[OBJECTIVE]: Gather every line that includes the word "половины", please.

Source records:

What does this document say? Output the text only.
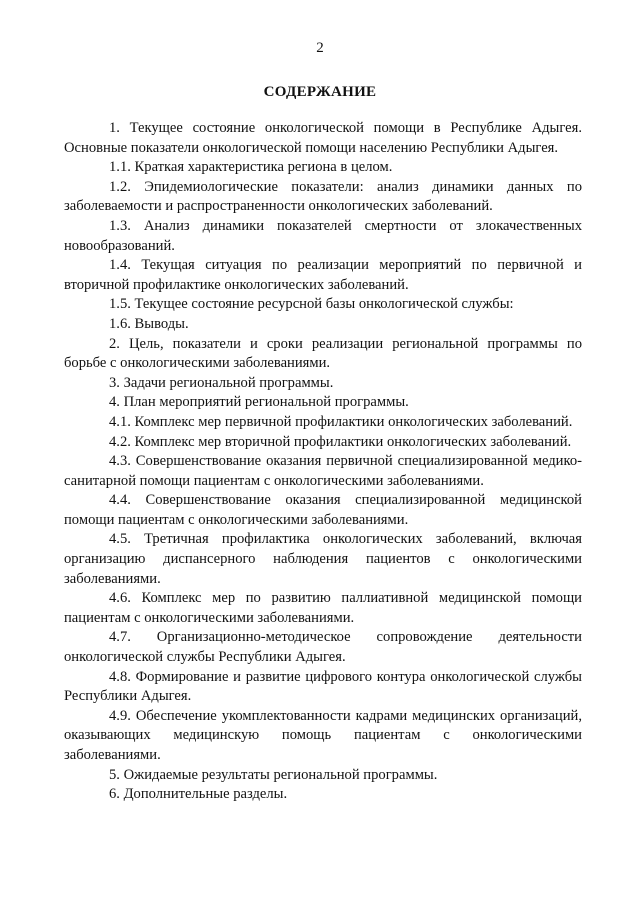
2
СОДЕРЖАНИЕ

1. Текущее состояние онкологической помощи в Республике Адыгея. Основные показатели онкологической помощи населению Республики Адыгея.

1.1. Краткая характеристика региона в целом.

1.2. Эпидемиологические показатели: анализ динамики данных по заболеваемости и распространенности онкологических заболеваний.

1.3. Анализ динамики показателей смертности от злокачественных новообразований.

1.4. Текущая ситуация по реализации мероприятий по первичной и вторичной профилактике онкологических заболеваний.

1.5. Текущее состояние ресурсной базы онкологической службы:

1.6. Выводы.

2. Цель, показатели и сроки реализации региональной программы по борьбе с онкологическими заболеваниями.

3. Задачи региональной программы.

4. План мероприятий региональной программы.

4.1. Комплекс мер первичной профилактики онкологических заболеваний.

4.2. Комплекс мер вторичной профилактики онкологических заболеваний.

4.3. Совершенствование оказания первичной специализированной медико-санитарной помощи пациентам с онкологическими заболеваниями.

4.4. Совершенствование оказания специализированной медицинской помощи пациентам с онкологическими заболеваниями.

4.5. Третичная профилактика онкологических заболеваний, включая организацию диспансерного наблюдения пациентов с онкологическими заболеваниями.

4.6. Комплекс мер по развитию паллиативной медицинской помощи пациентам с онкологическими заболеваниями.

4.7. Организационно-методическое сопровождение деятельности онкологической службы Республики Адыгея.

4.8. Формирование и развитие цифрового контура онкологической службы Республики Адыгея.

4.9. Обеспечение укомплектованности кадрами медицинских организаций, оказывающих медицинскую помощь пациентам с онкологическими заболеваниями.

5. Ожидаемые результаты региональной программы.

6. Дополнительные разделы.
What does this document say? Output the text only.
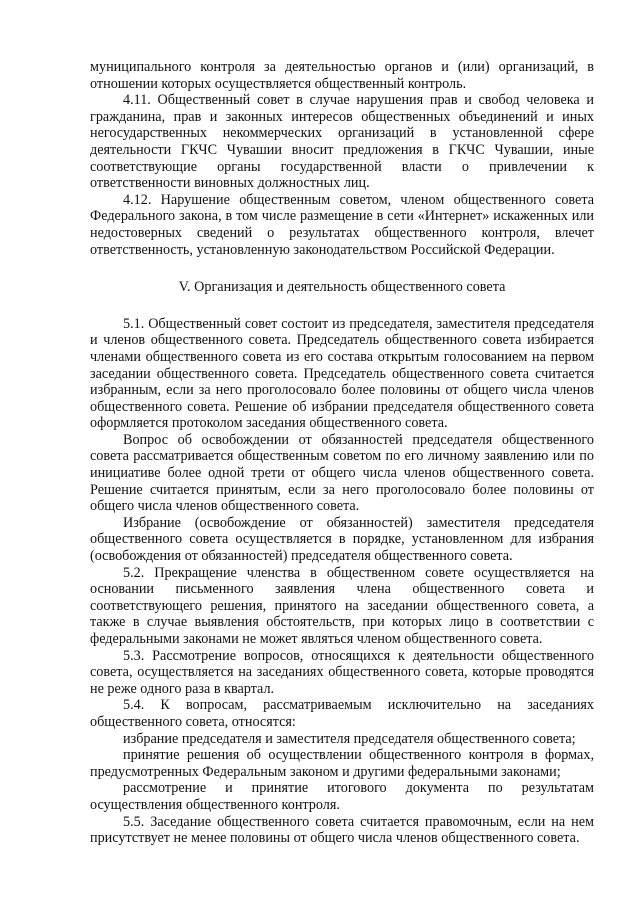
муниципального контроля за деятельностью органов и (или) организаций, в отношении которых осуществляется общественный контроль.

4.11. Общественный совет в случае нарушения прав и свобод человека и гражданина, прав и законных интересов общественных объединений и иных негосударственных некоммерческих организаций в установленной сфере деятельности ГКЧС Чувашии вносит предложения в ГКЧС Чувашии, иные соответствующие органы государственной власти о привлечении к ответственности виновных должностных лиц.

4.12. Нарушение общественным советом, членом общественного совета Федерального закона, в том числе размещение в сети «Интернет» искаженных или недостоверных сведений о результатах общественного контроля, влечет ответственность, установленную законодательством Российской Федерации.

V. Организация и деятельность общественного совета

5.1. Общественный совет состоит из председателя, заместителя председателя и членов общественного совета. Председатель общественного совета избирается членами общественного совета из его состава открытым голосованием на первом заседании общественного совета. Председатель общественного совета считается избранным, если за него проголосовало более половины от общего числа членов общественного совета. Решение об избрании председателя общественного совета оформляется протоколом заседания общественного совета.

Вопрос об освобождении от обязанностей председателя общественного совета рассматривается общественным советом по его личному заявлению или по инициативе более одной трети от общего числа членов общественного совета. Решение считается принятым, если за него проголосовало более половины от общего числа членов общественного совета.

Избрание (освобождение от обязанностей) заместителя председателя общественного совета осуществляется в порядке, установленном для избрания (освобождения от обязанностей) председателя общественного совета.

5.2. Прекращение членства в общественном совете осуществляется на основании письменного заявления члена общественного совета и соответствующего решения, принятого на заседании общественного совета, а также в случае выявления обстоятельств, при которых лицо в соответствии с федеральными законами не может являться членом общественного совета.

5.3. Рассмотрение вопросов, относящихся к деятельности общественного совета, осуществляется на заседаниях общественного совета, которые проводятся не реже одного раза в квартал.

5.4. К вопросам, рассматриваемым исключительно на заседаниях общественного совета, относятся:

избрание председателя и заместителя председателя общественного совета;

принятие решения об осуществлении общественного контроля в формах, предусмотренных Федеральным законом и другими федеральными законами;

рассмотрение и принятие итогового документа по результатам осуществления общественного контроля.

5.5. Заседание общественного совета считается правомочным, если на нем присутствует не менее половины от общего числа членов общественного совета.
* * *
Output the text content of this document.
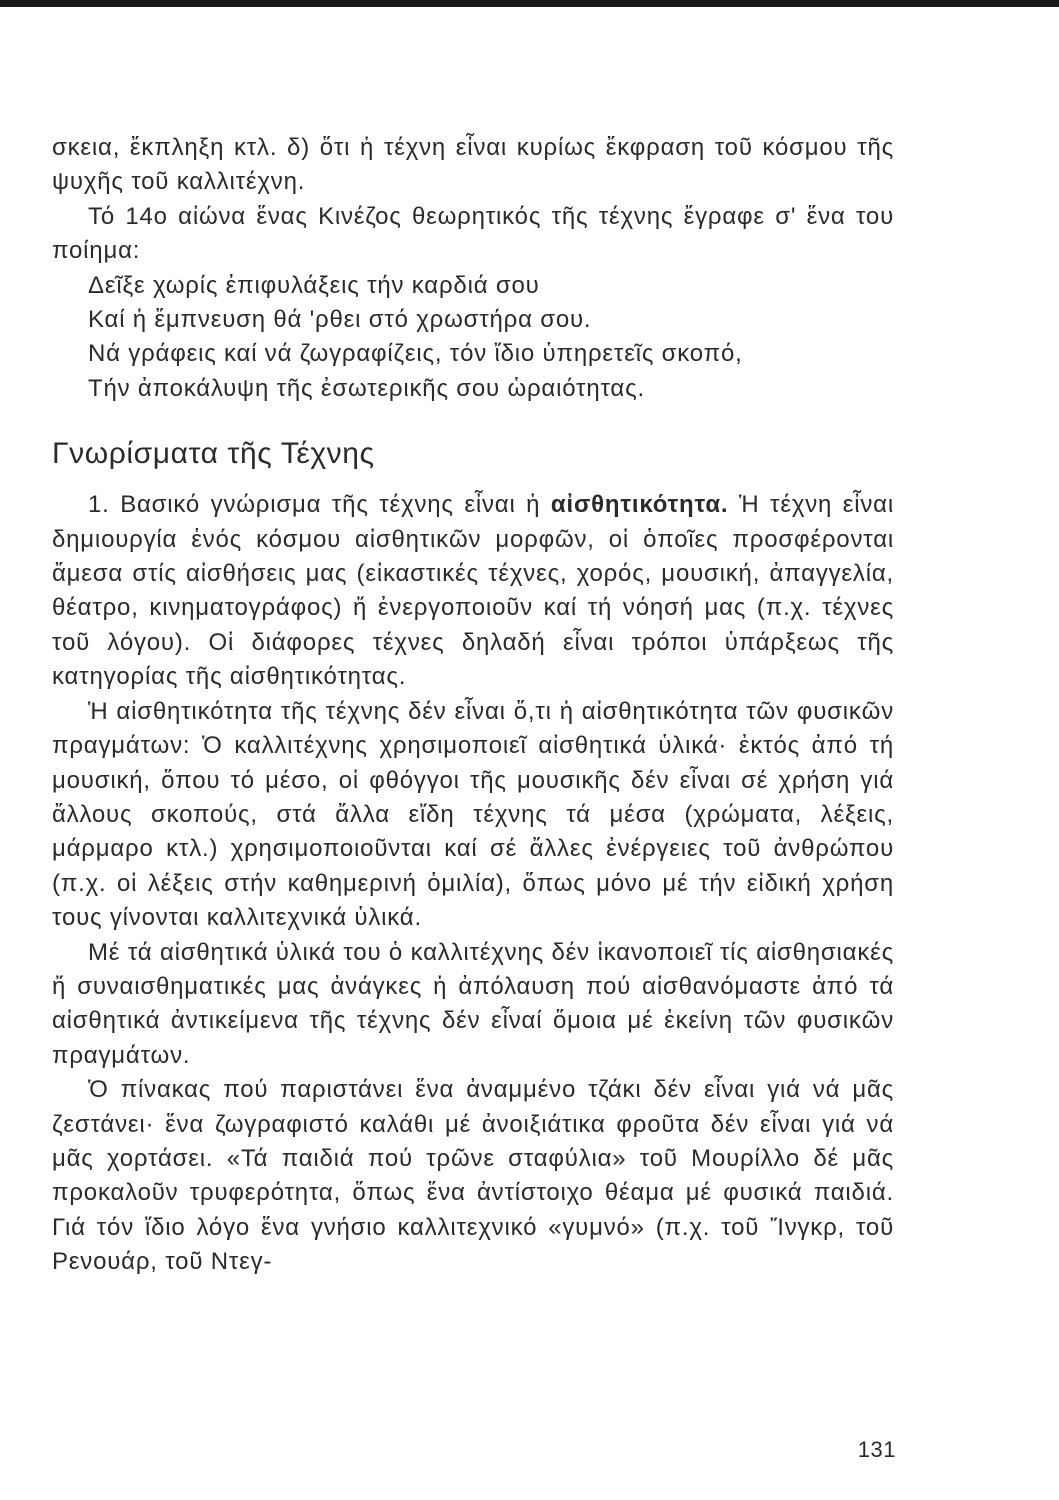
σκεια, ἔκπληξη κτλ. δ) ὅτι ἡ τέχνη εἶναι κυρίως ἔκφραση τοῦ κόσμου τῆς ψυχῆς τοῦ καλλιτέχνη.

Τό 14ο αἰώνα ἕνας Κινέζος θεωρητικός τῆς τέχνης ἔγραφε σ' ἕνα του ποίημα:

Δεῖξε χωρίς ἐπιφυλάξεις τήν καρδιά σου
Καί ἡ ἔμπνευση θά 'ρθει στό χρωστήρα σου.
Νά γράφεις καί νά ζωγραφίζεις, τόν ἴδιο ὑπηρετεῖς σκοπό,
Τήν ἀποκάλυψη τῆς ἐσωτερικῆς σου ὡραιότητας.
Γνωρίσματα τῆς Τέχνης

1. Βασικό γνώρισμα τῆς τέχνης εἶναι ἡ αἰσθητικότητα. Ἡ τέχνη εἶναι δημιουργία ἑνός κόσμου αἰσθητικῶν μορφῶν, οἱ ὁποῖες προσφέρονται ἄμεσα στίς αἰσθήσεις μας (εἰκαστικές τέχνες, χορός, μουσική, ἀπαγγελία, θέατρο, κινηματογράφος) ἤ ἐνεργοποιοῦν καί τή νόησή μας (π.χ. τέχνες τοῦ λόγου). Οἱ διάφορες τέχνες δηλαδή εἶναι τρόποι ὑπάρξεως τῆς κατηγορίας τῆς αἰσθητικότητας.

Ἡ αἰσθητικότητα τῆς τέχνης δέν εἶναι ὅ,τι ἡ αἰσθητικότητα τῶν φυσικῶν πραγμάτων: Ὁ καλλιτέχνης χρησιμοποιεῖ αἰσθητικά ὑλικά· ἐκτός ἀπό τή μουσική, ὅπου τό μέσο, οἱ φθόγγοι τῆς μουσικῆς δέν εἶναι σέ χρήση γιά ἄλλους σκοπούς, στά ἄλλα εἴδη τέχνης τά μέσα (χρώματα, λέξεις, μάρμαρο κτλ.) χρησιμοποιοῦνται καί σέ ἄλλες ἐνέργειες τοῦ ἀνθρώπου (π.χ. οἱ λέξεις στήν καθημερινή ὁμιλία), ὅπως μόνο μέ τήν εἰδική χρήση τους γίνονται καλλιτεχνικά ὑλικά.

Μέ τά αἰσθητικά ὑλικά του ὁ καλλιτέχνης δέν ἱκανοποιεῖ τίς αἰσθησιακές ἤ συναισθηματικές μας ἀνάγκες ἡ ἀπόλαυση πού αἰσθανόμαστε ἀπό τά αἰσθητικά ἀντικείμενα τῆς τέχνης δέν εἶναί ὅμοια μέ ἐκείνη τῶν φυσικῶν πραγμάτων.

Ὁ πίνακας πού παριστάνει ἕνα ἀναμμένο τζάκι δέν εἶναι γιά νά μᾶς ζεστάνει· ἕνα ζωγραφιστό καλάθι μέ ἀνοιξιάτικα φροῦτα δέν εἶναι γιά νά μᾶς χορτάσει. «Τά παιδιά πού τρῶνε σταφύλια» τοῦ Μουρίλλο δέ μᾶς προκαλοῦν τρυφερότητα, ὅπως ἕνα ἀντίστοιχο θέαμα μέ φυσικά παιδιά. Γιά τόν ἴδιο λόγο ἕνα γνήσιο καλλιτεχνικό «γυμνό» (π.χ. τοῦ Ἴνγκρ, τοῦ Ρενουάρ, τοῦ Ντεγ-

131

[SOLVED PROBLEM]:
5.1. Общественный совет состоит из председателя, заместителя председателя и членов общественного совета. Председатель общественного совета избирается членами общественного совета из его состава открытым голосованием на первом заседании общественного совета. Председатель общественного совета считается избранным, если за него проголосовало более половины от общего числа членов общественного совета. Решение об избрании председателя общественного совета оформляется протоколом заседания общественного совета.
Вопрос об освобождении от обязанностей председателя общественного совета рассматривается общественным советом по его личному заявлению или по инициативе более одной трети от общего числа членов общественного совета. Решение считается принятым, если за него проголосовало более половины от общего числа членов общественного совета.
5.5. Заседание общественного совета считается правомочным, если на нем присутствует не менее половины от общего числа членов общественного совета.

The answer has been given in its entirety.